● **INFORMATION SUPPLIED**:
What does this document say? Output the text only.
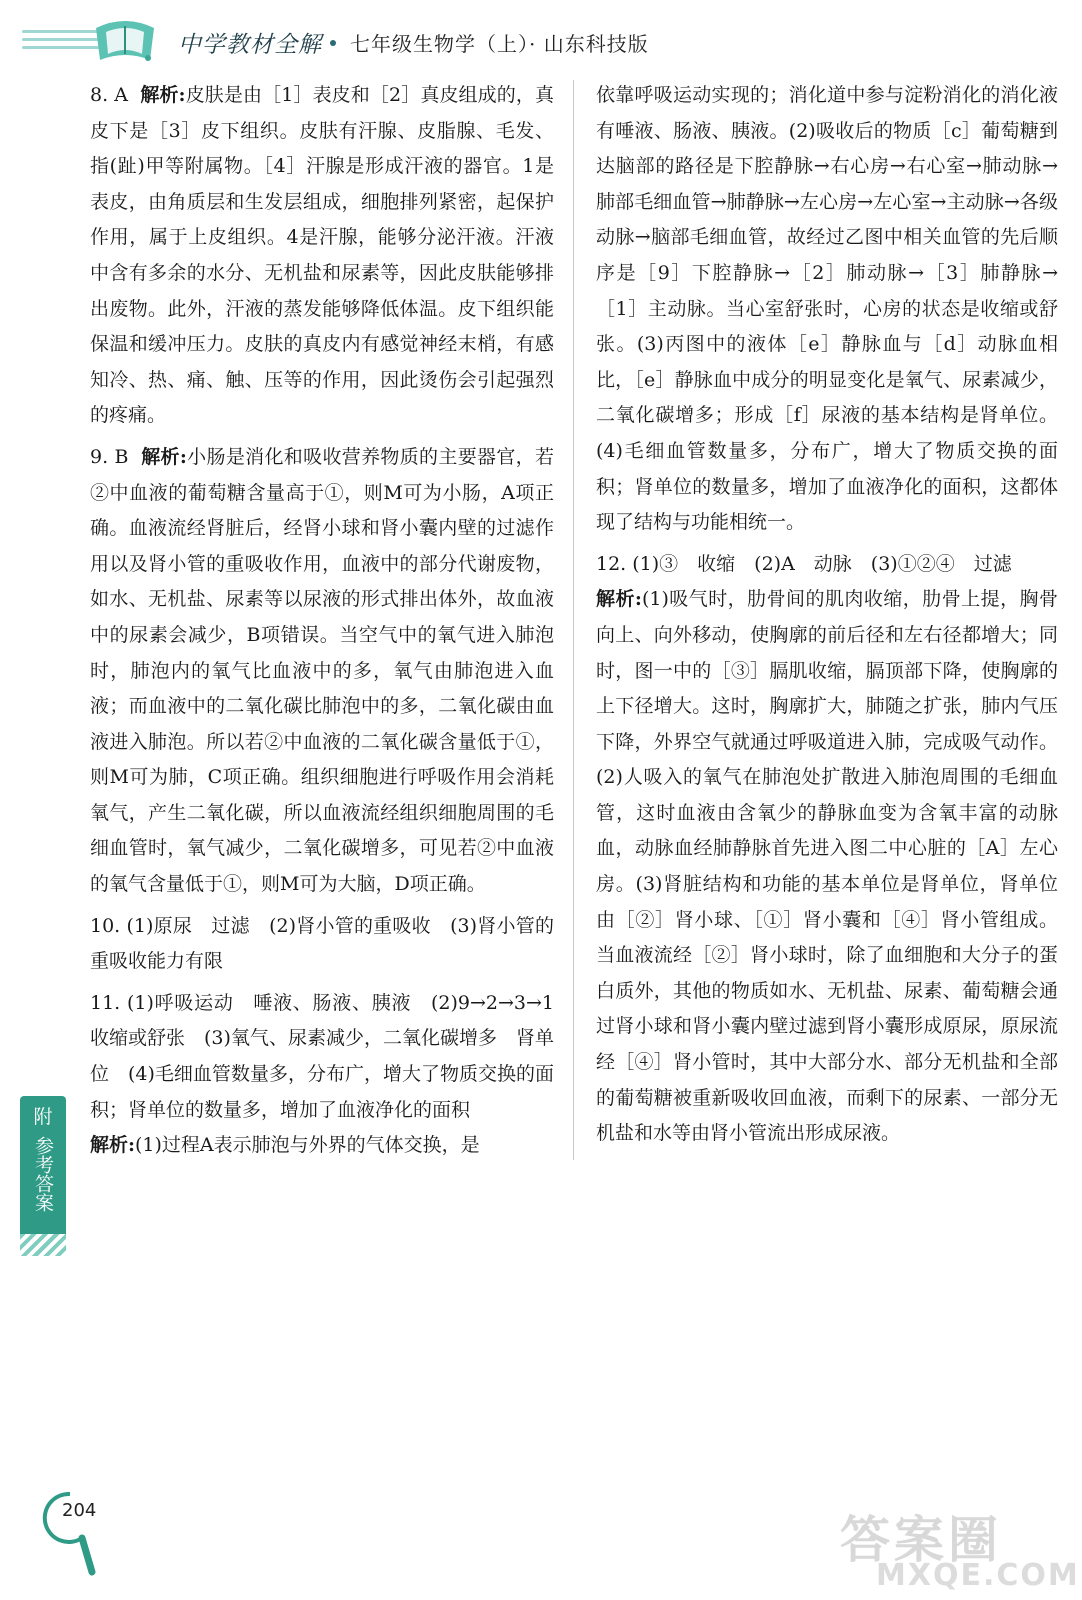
中学教材全解 七年级生物学（上）· 山东科技版
8. A 解析:皮肤是由［1］表皮和［2］真皮组成的，真皮下是［3］皮下组织。皮肤有汗腺、皮脂腺、毛发、指(趾)甲等附属物。［4］汗腺是形成汗液的器官。1是表皮，由角质层和生发层组成，细胞排列紧密，起保护作用，属于上皮组织。4是汗腺，能够分泌汗液。汗液中含有多余的水分、无机盐和尿素等，因此皮肤能够排出废物。此外，汗液的蒸发能够降低体温。皮下组织能保温和缓冲压力。皮肤的真皮内有感觉神经末梢，有感知冷、热、痛、触、压等的作用，因此烫伤会引起强烈的疼痛。
9. B 解析:小肠是消化和吸收营养物质的主要器官，若②中血液的葡萄糖含量高于①，则M可为小肠，A项正确。血液流经肾脏后，经肾小球和肾小囊内壁的过滤作用以及肾小管的重吸收作用，血液中的部分代谢废物，如水、无机盐、尿素等以尿液的形式排出体外，故血液中的尿素会减少，B项错误。当空气中的氧气进入肺泡时，肺泡内的氧气比血液中的多，氧气由肺泡进入血液；而血液中的二氧化碳比肺泡中的多，二氧化碳由血液进入肺泡。所以若②中血液的二氧化碳含量低于①，则M可为肺，C项正确。组织细胞进行呼吸作用会消耗氧气，产生二氧化碳，所以血液流经组织细胞周围的毛细血管时，氧气减少，二氧化碳增多，可见若②中血液的氧气含量低于①，则M可为大脑，D项正确。
10. (1)原尿　过滤　(2)肾小管的重吸收　(3)肾小管的重吸收能力有限
11. (1)呼吸运动　唾液、肠液、胰液　(2)9→2→3→1　收缩或舒张　(3)氧气、尿素减少，二氧化碳增多　肾单位　(4)毛细血管数量多，分布广，增大了物质交换的面积；肾单位的数量多，增加了血液净化的面积
解析:(1)过程A表示肺泡与外界的气体交换，是
依靠呼吸运动实现的；消化道中参与淀粉消化的消化液有唾液、肠液、胰液。(2)吸收后的物质［c］葡萄糖到达脑部的路径是下腔静脉→右心房→右心室→肺动脉→肺部毛细血管→肺静脉→左心房→左心室→主动脉→各级动脉→脑部毛细血管，故经过乙图中相关血管的先后顺序是［9］下腔静脉→［2］肺动脉→［3］肺静脉→［1］主动脉。当心室舒张时，心房的状态是收缩或舒张。(3)丙图中的液体［e］静脉血与［d］动脉血相比，［e］静脉血中成分的明显变化是氧气、尿素减少，二氧化碳增多；形成［f］尿液的基本结构是肾单位。(4)毛细血管数量多，分布广，增大了物质交换的面积；肾单位的数量多，增加了血液净化的面积，这都体现了结构与功能相统一。
12. (1)③　收缩　(2)A　动脉　(3)①②④　过滤
解析:(1)吸气时，肋骨间的肌肉收缩，肋骨上提，胸骨向上、向外移动，使胸廓的前后径和左右径都增大；同时，图一中的［③］膈肌收缩，膈顶部下降，使胸廓的上下径增大。这时，胸廓扩大，肺随之扩张，肺内气压下降，外界空气就通过呼吸道进入肺，完成吸气动作。(2)人吸入的氧气在肺泡处扩散进入肺泡周围的毛细血管，这时血液由含氧少的静脉血变为含氧丰富的动脉血，动脉血经肺静脉首先进入图二中心脏的［A］左心房。(3)肾脏结构和功能的基本单位是肾单位，肾单位由［②］肾小球、［①］肾小囊和［④］肾小管组成。当血液流经［②］肾小球时，除了血细胞和大分子的蛋白质外，其他的物质如水、无机盐、尿素、葡萄糖会通过肾小球和肾小囊内壁过滤到肾小囊形成原尿，原尿流经［④］肾小管时，其中大部分水、部分无机盐和全部的葡萄糖被重新吸收回血液，而剩下的尿素、一部分无机盐和水等由肾小管流出形成尿液。
附
参考答案
204
答案圈
MXQE.COM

● **EXERCISE PROMPT**:
Reproduce the entries above word for word. Pictures stay out.

● **SOLVED EXERCISE**:
What does this document say? Output the text only.
中学教材全解 七年级生物学（上）· 山东科技版
8. A 解析:皮肤是由［1］表皮和［2］真皮组成的，真皮下是［3］皮下组织。皮肤有汗腺、皮脂腺、毛发、指(趾)甲等附属物。［4］汗腺是形成汗液的器官。1是表皮，由角质层和生发层组成，细胞排列紧密，起保护作用，属于上皮组织。4是汗腺，能够分泌汗液。汗液中含有多余的水分、无机盐和尿素等，因此皮肤能够排出废物。此外，汗液的蒸发能够降低体温。皮下组织能保温和缓冲压力。皮肤的真皮内有感觉神经末梢，有感知冷、热、痛、触、压等的作用，因此烫伤会引起强烈的疼痛。
9. B 解析:小肠是消化和吸收营养物质的主要器官，若②中血液的葡萄糖含量高于①，则M可为小肠，A项正确。血液流经肾脏后，经肾小球和肾小囊内壁的过滤作用以及肾小管的重吸收作用，血液中的部分代谢废物，如水、无机盐、尿素等以尿液的形式排出体外，故血液中的尿素会减少，B项错误。当空气中的氧气进入肺泡时，肺泡内的氧气比血液中的多，氧气由肺泡进入血液；而血液中的二氧化碳比肺泡中的多，二氧化碳由血液进入肺泡。所以若②中血液的二氧化碳含量低于①，则M可为肺，C项正确。组织细胞进行呼吸作用会消耗氧气，产生二氧化碳，所以血液流经组织细胞周围的毛细血管时，氧气减少，二氧化碳增多，可见若②中血液的氧气含量低于①，则M可为大脑，D项正确。
10. (1)原尿　过滤　(2)肾小管的重吸收　(3)肾小管的重吸收能力有限
11. (1)呼吸运动　唾液、肠液、胰液　(2)9→2→3→1　收缩或舒张　(3)氧气、尿素减少，二氧化碳增多　肾单位　(4)毛细血管数量多，分布广，增大了物质交换的面积；肾单位的数量多，增加了血液净化的面积
解析:(1)过程A表示肺泡与外界的气体交换，是
依靠呼吸运动实现的；消化道中参与淀粉消化的消化液有唾液、肠液、胰液。(2)吸收后的物质［c］葡萄糖到达脑部的路径是下腔静脉→右心房→右心室→肺动脉→肺部毛细血管→肺静脉→左心房→左心室→主动脉→各级动脉→脑部毛细血管，故经过乙图中相关血管的先后顺序是［9］下腔静脉→［2］肺动脉→［3］肺静脉→［1］主动脉。当心室舒张时，心房的状态是收缩或舒张。(3)丙图中的液体［e］静脉血与［d］动脉血相比，［e］静脉血中成分的明显变化是氧气、尿素减少，二氧化碳增多；形成［f］尿液的基本结构是肾单位。(4)毛细血管数量多，分布广，增大了物质交换的面积；肾单位的数量多，增加了血液净化的面积，这都体现了结构与功能相统一。
12. (1)③　收缩　(2)A　动脉　(3)①②④　过滤
解析:(1)吸气时，肋骨间的肌肉收缩，肋骨上提，胸骨向上、向外移动，使胸廓的前后径和左右径都增大；同时，图一中的［③］膈肌收缩，膈顶部下降，使胸廓的上下径增大。这时，胸廓扩大，肺随之扩张，肺内气压下降，外界空气就通过呼吸道进入肺，完成吸气动作。(2)人吸入的氧气在肺泡处扩散进入肺泡周围的毛细血管，这时血液由含氧少的静脉血变为含氧丰富的动脉血，动脉血经肺静脉首先进入图二中心脏的［A］左心房。(3)肾脏结构和功能的基本单位是肾单位，肾单位由［②］肾小球、［①］肾小囊和［④］肾小管组成。当血液流经［②］肾小球时，除了血细胞和大分子的蛋白质外，其他的物质如水、无机盐、尿素、葡萄糖会通过肾小球和肾小囊内壁过滤到肾小囊形成原尿，原尿流经［④］肾小管时，其中大部分水、部分无机盐和全部的葡萄糖被重新吸收回血液，而剩下的尿素、一部分无机盐和水等由肾小管流出形成尿液。
附
参考答案
204
答案圈
MXQE.COM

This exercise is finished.